Stored data entries —
# # # #

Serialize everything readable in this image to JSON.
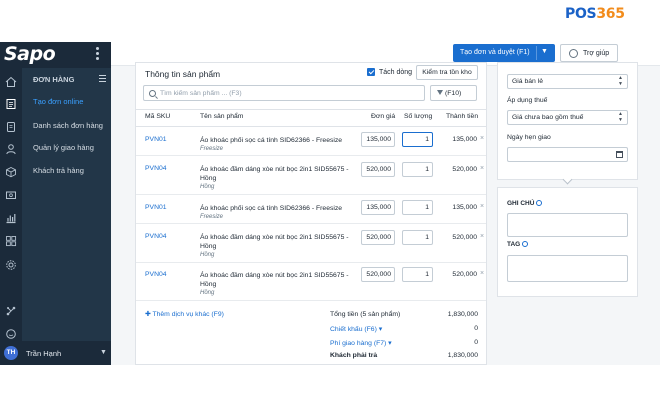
{
  "brand": {
    "prefix": "POS",
    "number": "365"
  },
  "app": {
    "logo": "Sapo"
  },
  "topbar": {
    "create_button": "Tạo đơn và duyệt (F1)",
    "help_button": "Trợ giúp"
  },
  "sidebar": {
    "section_title": "ĐƠN HÀNG",
    "items": [
      {
        "label": "Tạo đơn online",
        "active": true
      },
      {
        "label": "Danh sách đơn hàng",
        "active": false
      },
      {
        "label": "Quản lý giao hàng",
        "active": false
      },
      {
        "label": "Khách trả hàng",
        "active": false
      }
    ],
    "user": {
      "initials": "TH",
      "name": "Trần Hạnh"
    }
  },
  "products": {
    "title": "Thông tin sản phẩm",
    "split_lines_label": "Tách dòng",
    "split_lines_checked": true,
    "stock_button": "Kiểm tra tồn kho",
    "search_placeholder": "Tìm kiếm sản phẩm ... (F3)",
    "filter_button": "(F10)",
    "columns": {
      "sku": "Mã SKU",
      "name": "Tên sản phẩm",
      "price": "Đơn giá",
      "qty": "Số lượng",
      "total": "Thành tiền"
    },
    "rows": [
      {
        "sku": "PVN01",
        "name": "Áo khoác phối sọc cá tính SID62366 - Freesize",
        "variant": "Freesize",
        "price": "135,000",
        "qty": "1",
        "total": "135,000"
      },
      {
        "sku": "PVN04",
        "name": "Áo khoác đầm dáng xòe nút bọc 2in1 SID55675 - Hồng",
        "variant": "Hồng",
        "price": "520,000",
        "qty": "1",
        "total": "520,000"
      },
      {
        "sku": "PVN01",
        "name": "Áo khoác phối sọc cá tính SID62366 - Freesize",
        "variant": "Freesize",
        "price": "135,000",
        "qty": "1",
        "total": "135,000"
      },
      {
        "sku": "PVN04",
        "name": "Áo khoác đầm dáng xòe nút bọc 2in1 SID55675 - Hồng",
        "variant": "Hồng",
        "price": "520,000",
        "qty": "1",
        "total": "520,000"
      },
      {
        "sku": "PVN04",
        "name": "Áo khoác đầm dáng xòe nút bọc 2in1 SID55675 - Hồng",
        "variant": "Hồng",
        "price": "520,000",
        "qty": "1",
        "total": "520,000"
      }
    ],
    "add_service": "Thêm dịch vụ khác (F9)",
    "summary": {
      "subtotal_label": "Tổng tiền (5 sản phẩm)",
      "subtotal": "1,830,000",
      "discount_label": "Chiết khấu (F6)",
      "discount": "0",
      "shipping_label": "Phí giao hàng (F7)",
      "shipping": "0",
      "due_label": "Khách phải trả",
      "due": "1,830,000"
    }
  },
  "order_info": {
    "price_list": "Giá bán lẻ",
    "tax_label": "Áp dụng thuế",
    "tax_value": "Giá chưa bao gồm thuế",
    "delivery_label": "Ngày hẹn giao",
    "delivery_value": ""
  },
  "notes": {
    "note_label": "GHI CHÚ",
    "tag_label": "TAG",
    "note_value": "",
    "tag_value": ""
  }
}
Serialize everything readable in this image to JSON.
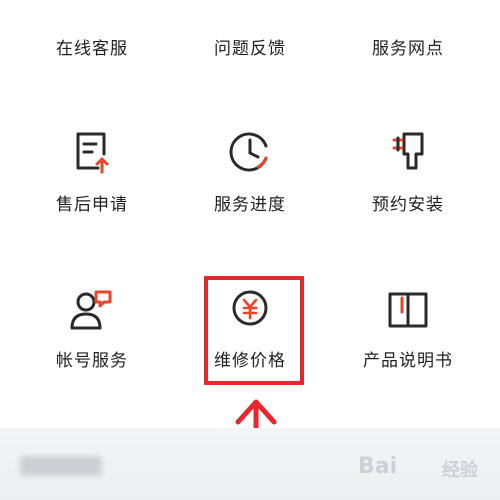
{
  "colors": {
    "accent": "#e8462b",
    "icon_stroke": "#2a2a2a",
    "highlight": "#e8262b",
    "text": "#1f1f1f"
  },
  "grid": [
    {
      "label": "在线客服",
      "icon": "headset-icon"
    },
    {
      "label": "问题反馈",
      "icon": "chat-bubble-icon"
    },
    {
      "label": "服务网点",
      "icon": "map-location-icon"
    },
    {
      "label": "售后申请",
      "icon": "document-upload-icon"
    },
    {
      "label": "服务进度",
      "icon": "clock-icon"
    },
    {
      "label": "预约安装",
      "icon": "install-plug-icon"
    },
    {
      "label": "帐号服务",
      "icon": "account-user-icon"
    },
    {
      "label": "维修价格",
      "icon": "yen-coin-icon"
    },
    {
      "label": "产品说明书",
      "icon": "manual-book-icon"
    }
  ],
  "annotation": {
    "highlighted_item": "维修价格"
  },
  "watermark": {
    "logo": "Bai",
    "suffix": "经验"
  }
}
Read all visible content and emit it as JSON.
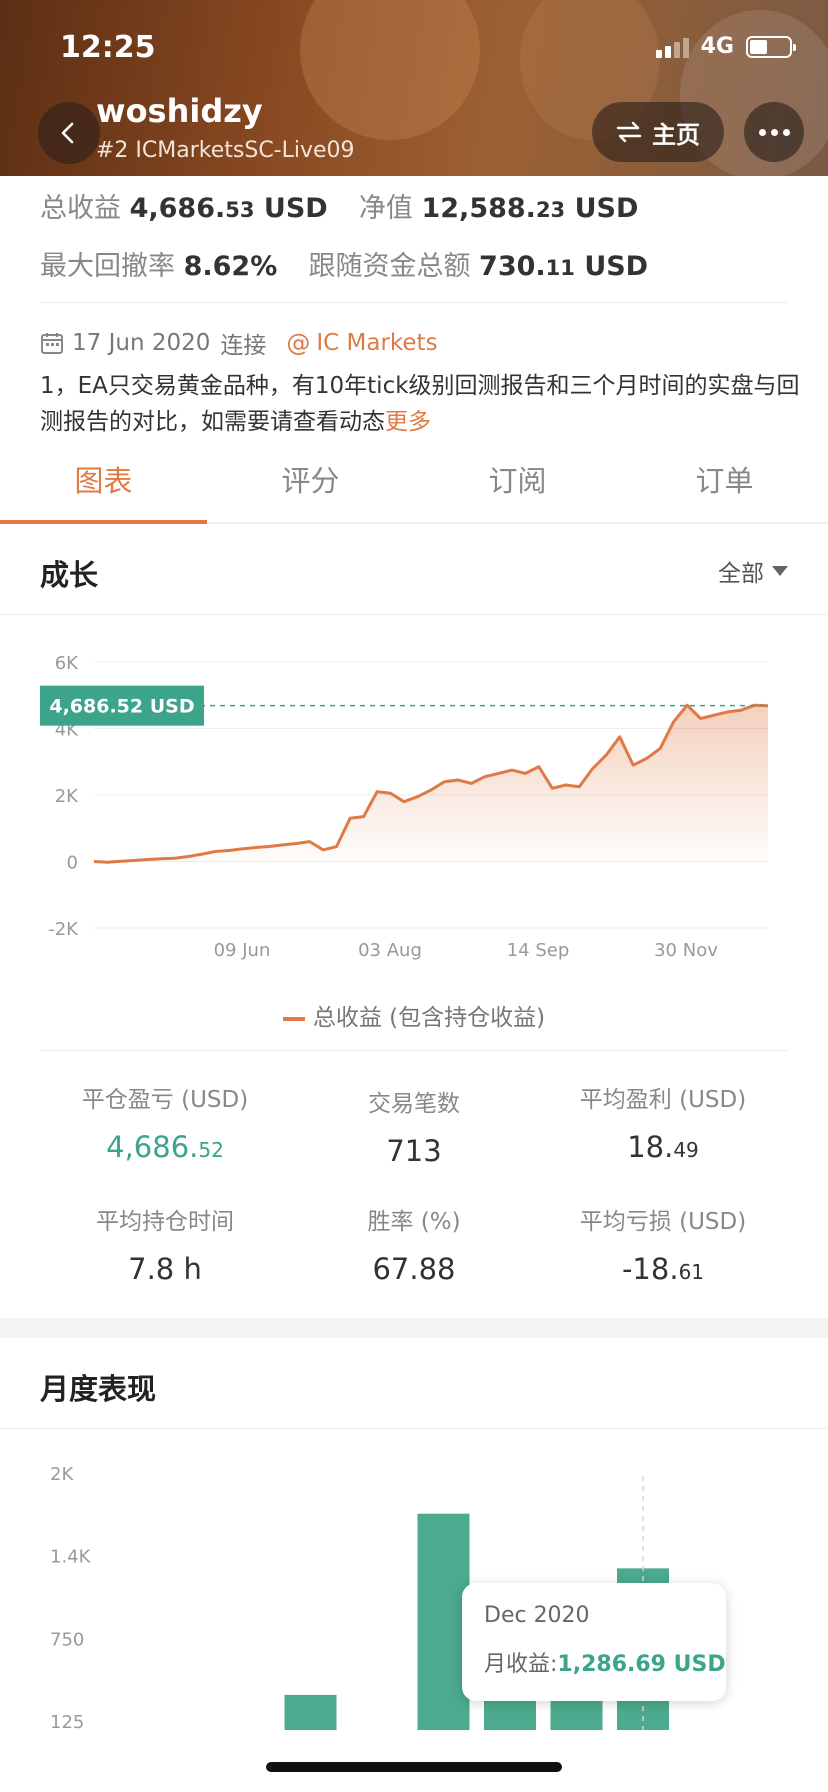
{
  "status_bar": {
    "time": "12:25",
    "network": "4G"
  },
  "header": {
    "account_name": "woshidzy",
    "account_sub": "#2 ICMarketsSC-Live09",
    "home_label": "主页"
  },
  "summary": {
    "total_profit_label": "总收益",
    "total_profit_int": "4,686.",
    "total_profit_dec": "53",
    "total_profit_unit": "USD",
    "equity_label": "净值",
    "equity_int": "12,588.",
    "equity_dec": "23",
    "equity_unit": "USD",
    "max_drawdown_label": "最大回撤率",
    "max_drawdown_value": "8.62%",
    "follow_funds_label": "跟随资金总额",
    "follow_funds_int": "730.",
    "follow_funds_dec": "11",
    "follow_funds_unit": "USD"
  },
  "connection": {
    "date": "17 Jun 2020",
    "connect_label": "连接",
    "broker": "IC Markets",
    "description": "1，EA只交易黄金品种，有10年tick级别回测报告和三个月时间的实盘与回测报告的对比，如需要请查看动态",
    "more_label": "更多"
  },
  "tabs": [
    {
      "label": "图表",
      "active": true
    },
    {
      "label": "评分",
      "active": false
    },
    {
      "label": "订阅",
      "active": false
    },
    {
      "label": "订单",
      "active": false
    }
  ],
  "growth": {
    "title": "成长",
    "range_label": "全部",
    "legend": "总收益 (包含持仓收益)",
    "current_label": "4,686.52 USD"
  },
  "chart_data": [
    {
      "type": "area",
      "title": "成长",
      "x_tick_labels": [
        "09 Jun",
        "03 Aug",
        "14 Sep",
        "30 Nov"
      ],
      "y_tick_labels": [
        "6K",
        "4K",
        "2K",
        "0",
        "-2K"
      ],
      "ylim": [
        -2000,
        6000
      ],
      "grid": true,
      "series": [
        {
          "name": "总收益 (包含持仓收益)",
          "color": "#e07a45",
          "values": [
            0,
            -20,
            10,
            30,
            60,
            80,
            100,
            150,
            220,
            300,
            330,
            380,
            420,
            450,
            500,
            540,
            600,
            350,
            450,
            1300,
            1350,
            2100,
            2050,
            1800,
            1950,
            2150,
            2400,
            2450,
            2350,
            2550,
            2650,
            2750,
            2650,
            2850,
            2200,
            2300,
            2250,
            2800,
            3200,
            3750,
            2900,
            3100,
            3400,
            4200,
            4700,
            4300,
            4400,
            4500,
            4550,
            4700,
            4686.52
          ]
        }
      ],
      "reference_value": 4686.52
    },
    {
      "type": "bar",
      "title": "月度表现",
      "y_tick_labels": [
        "2K",
        "1.4K",
        "750",
        "125"
      ],
      "ylim": [
        125,
        2000
      ],
      "months": 7,
      "values": [
        0,
        330,
        0,
        1700,
        1100,
        1100,
        1286.69
      ],
      "color": "#4caa8e"
    }
  ],
  "metrics": [
    {
      "label": "平仓盈亏 (USD)",
      "value_int": "4,686.",
      "value_dec": "52",
      "green": true
    },
    {
      "label": "交易笔数",
      "value_int": "713",
      "value_dec": "",
      "green": false
    },
    {
      "label": "平均盈利 (USD)",
      "value_int": "18.",
      "value_dec": "49",
      "green": false
    },
    {
      "label": "平均持仓时间",
      "value_int": "7.8 h",
      "value_dec": "",
      "green": false
    },
    {
      "label": "胜率 (%)",
      "value_int": "67.88",
      "value_dec": "",
      "green": false
    },
    {
      "label": "平均亏损 (USD)",
      "value_int": "-18.",
      "value_dec": "61",
      "green": false
    }
  ],
  "monthly": {
    "title": "月度表现",
    "tooltip_title": "Dec 2020",
    "tooltip_label": "月收益:",
    "tooltip_value": "1,286.69 USD"
  },
  "colors": {
    "accent": "#e07a45",
    "positive": "#3ca48b",
    "bar": "#4caa8e"
  }
}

# # # #

Do this — In the listing, find every line containing the word "tiền" and list it.

Task answer —
      "total": "Thành tiền"
      "subtotal_label": "Tổng tiền (5 sản phẩm)",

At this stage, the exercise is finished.